┌──

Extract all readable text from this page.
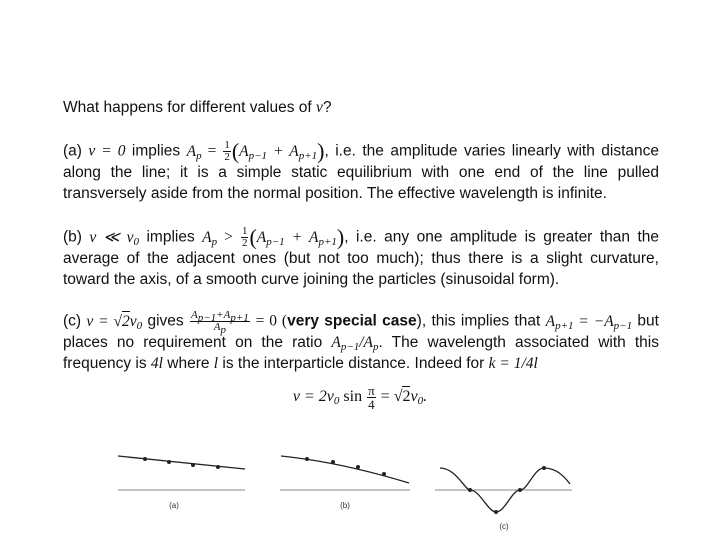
What happens for different values of ν?
(a) ν = 0 implies $A_p = \frac{1}{2} (A_{p-1} + A_{p+1})$, i.e. the amplitude varies linearly with distance along the line; it is a simple static equilibrium with one end of the line pulled transversely aside from the normal position. The effective wavelength is infinite.
(b) ν ≪ $\nu_0$ implies $A_p > \frac{1}{2} (A_{p-1} + A_{p+1})$, i.e. any one amplitude is greater than the average of the adjacent ones (but not too much); thus there is a slight curvature, toward the axis, of a smooth curve joining the particles (sinusoidal form).
(c) $\nu = √2\nu_0$ gives $\frac{A_{p-1}+A_{p+1}}{A_p} = 0$ (very special case), this implies that $A_{p+1} = -A_{p-1}$ but places no requirement on the ratio $A_{p-1}/A_p$. The wavelength associated with this frequency is 4l where l is the interparticle distance. Indeed for k = 1/4l
$\nu = 2\nu_0$ $\sin \frac{\pi}{4} = √2\nu_0$.
(a)	(b)
(c)
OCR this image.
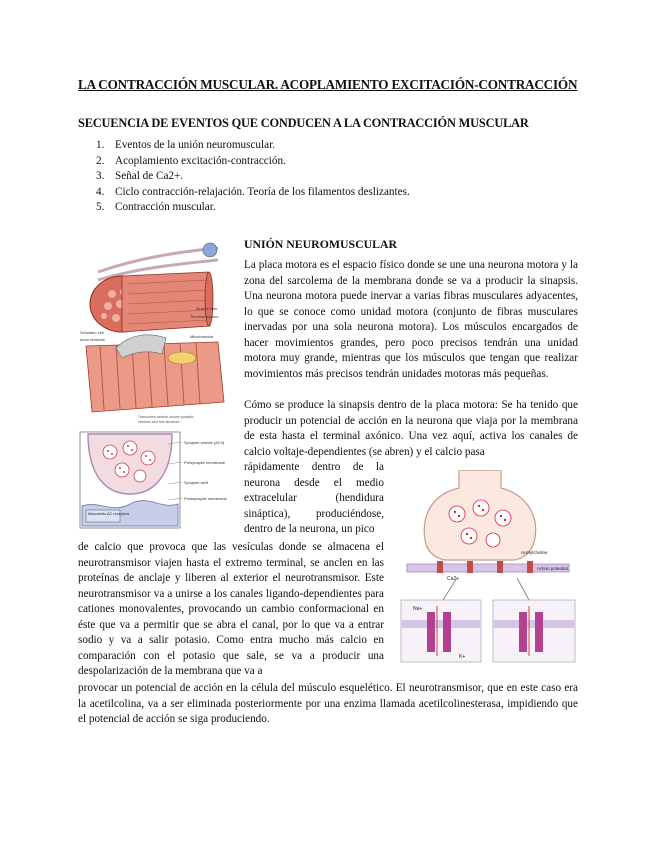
LA CONTRACCIÓN MUSCULAR. ACOPLAMIENTO EXCITACIÓN-CONTRACCIÓN
SECUENCIA DE EVENTOS QUE CONDUCEN A LA CONTRACCIÓN MUSCULAR
1. Eventos de la unión neuromuscular.
2. Acoplamiento excitación-contracción.
3. Señal de Ca2+.
4. Ciclo contracción-relajación. Teoría de los filamentos deslizantes.
5. Contracción muscular.
Muscle fiber
Terminal bouton
Schwann cell
Axon terminal
Mitochondria
Transverse section shows synaptic
vesicles and fine structure
Muscarinic AC receptors
Synaptic vesicle (ACh)
Presynaptic membrane
Synaptic cleft
Postsynaptic membrane
Ca2+
Acetylcholine
Action potential
Na+
K+
UNIÓN NEUROMUSCULAR
La placa motora es el espacio físico donde se une una neurona motora y la zona del sarcolema de la membrana donde se va a producir la sinapsis. Una neurona motora puede inervar a varias fibras musculares adyacentes, lo que se conoce como unidad motora (conjunto de fibras musculares inervadas por una sola neurona motora). Los músculos encargados de hacer movimientos grandes, pero poco precisos tendrán una unidad motora muy grande, mientras que los músculos que tengan que realizar movimientos más precisos tendrán unidades motoras más pequeñas.
Cómo se produce la sinapsis dentro de la placa motora: Se ha tenido que producir un potencial de acción en la neurona que viaja por la membrana de esta hasta el terminal axónico. Una vez aquí, activa los canales de calcio voltaje-dependientes (se abren) y el calcio pasa
rápidamente dentro de la neurona desde el medio extracelular (hendidura sináptica), produciéndose, dentro de la neurona, un pico
de calcio que provoca que las vesículas donde se almacena el neurotransmisor viajen hasta el extremo terminal, se anclen en las proteínas de anclaje y liberen al exterior el neurotransmisor. Este neurotransmisor va a unirse a los canales ligando-dependientes para cationes monovalentes, provocando un cambio conformacional en éste que va a permitir que se abra el canal, por lo que va a entrar sodio y va a salir potasio. Como entra mucho más calcio en comparación con el potasio que sale, se va a producir una despolarización de la membrana que va a
provocar un potencial de acción en la célula del músculo esquelético. El neurotransmisor, que en este caso era la acetilcolina, va a ser eliminada posteriormente por una enzima llamada acetilcolinesterasa, impidiendo que el potencial de acción se siga produciendo.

└──

» **Exercise**
Locate the lines above that contain "amplitude" and copy them.

» **The answer**
(a) ν = 0 implies $A_p = \frac{1}{2} (A_{p-1} + A_{p+1})$, i.e. the amplitude varies linearly with distance along the line; it is a simple static equilibrium with one end of the line pulled transversely aside from the normal position. The effective wavelength is infinite.
(b) ν ≪ $\nu_0$ implies $A_p > \frac{1}{2} (A_{p-1} + A_{p+1})$, i.e. any one amplitude is greater than the average of the adjacent ones (but not too much); thus there is a slight curvature, toward the axis, of a smooth curve joining the particles (sinusoidal form).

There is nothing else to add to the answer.